▶ **Directions for this task**
Copy out the listing that follows, exact in every word, and skip the images.

▶ **Record excerpts**

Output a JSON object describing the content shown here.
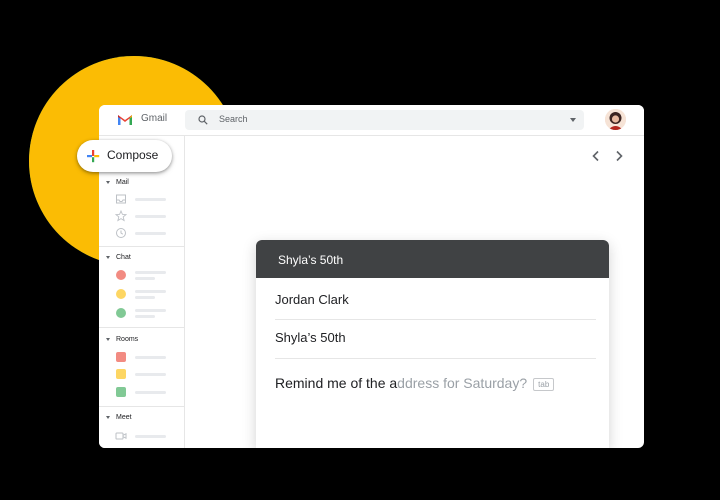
{
  "colors": {
    "background": "#000000",
    "green": "#34a853",
    "yellow": "#fbbc04",
    "header_dark": "#404244",
    "ghost_text": "#9aa0a6"
  },
  "topbar": {
    "app_name": "Gmail",
    "logo_icon": "gmail-logo-icon",
    "search_placeholder": "Search",
    "search_icon": "search-icon",
    "account_icon": "avatar"
  },
  "compose": {
    "label": "Compose",
    "icon": "plus-icon"
  },
  "sidebar": {
    "mail": {
      "title": "Mail",
      "items": [
        {
          "icon": "inbox-icon"
        },
        {
          "icon": "star-icon"
        },
        {
          "icon": "clock-icon"
        }
      ]
    },
    "chat": {
      "title": "Chat",
      "items": [
        {
          "icon": "contact-red-icon",
          "color": "#f28b82"
        },
        {
          "icon": "contact-yellow-icon",
          "color": "#fdd663"
        },
        {
          "icon": "contact-green-icon",
          "color": "#81c995"
        }
      ]
    },
    "rooms": {
      "title": "Rooms",
      "items": [
        {
          "icon": "room-red-icon",
          "color": "#f28b82"
        },
        {
          "icon": "room-yellow-icon",
          "color": "#fdd663"
        },
        {
          "icon": "room-green-icon",
          "color": "#81c995"
        }
      ]
    },
    "meet": {
      "title": "Meet",
      "items": [
        {
          "icon": "video-icon"
        }
      ]
    }
  },
  "navigation": {
    "prev_icon": "chevron-left-icon",
    "next_icon": "chevron-right-icon"
  },
  "compose_window": {
    "title": "Shyla’s 50th",
    "to": "Jordan Clark",
    "subject": "Shyla’s 50th",
    "body_typed": "Remind me of the a",
    "body_suggestion": "ddress for Saturday?",
    "tab_hint": "tab"
  }
}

▶ **Task solution**
Output a JSON object describing the content shown here.
{
  "colors": {
    "background": "#000000",
    "green": "#34a853",
    "yellow": "#fbbc04",
    "header_dark": "#404244",
    "ghost_text": "#9aa0a6"
  },
  "topbar": {
    "app_name": "Gmail",
    "logo_icon": "gmail-logo-icon",
    "search_placeholder": "Search",
    "search_icon": "search-icon",
    "account_icon": "avatar"
  },
  "compose": {
    "label": "Compose",
    "icon": "plus-icon"
  },
  "sidebar": {
    "mail": {
      "title": "Mail",
      "items": [
        {
          "icon": "inbox-icon"
        },
        {
          "icon": "star-icon"
        },
        {
          "icon": "clock-icon"
        }
      ]
    },
    "chat": {
      "title": "Chat",
      "items": [
        {
          "icon": "contact-red-icon",
          "color": "#f28b82"
        },
        {
          "icon": "contact-yellow-icon",
          "color": "#fdd663"
        },
        {
          "icon": "contact-green-icon",
          "color": "#81c995"
        }
      ]
    },
    "rooms": {
      "title": "Rooms",
      "items": [
        {
          "icon": "room-red-icon",
          "color": "#f28b82"
        },
        {
          "icon": "room-yellow-icon",
          "color": "#fdd663"
        },
        {
          "icon": "room-green-icon",
          "color": "#81c995"
        }
      ]
    },
    "meet": {
      "title": "Meet",
      "items": [
        {
          "icon": "video-icon"
        }
      ]
    }
  },
  "navigation": {
    "prev_icon": "chevron-left-icon",
    "next_icon": "chevron-right-icon"
  },
  "compose_window": {
    "title": "Shyla’s 50th",
    "to": "Jordan Clark",
    "subject": "Shyla’s 50th",
    "body_typed": "Remind me of the a",
    "body_suggestion": "ddress for Saturday?",
    "tab_hint": "tab"
  }
}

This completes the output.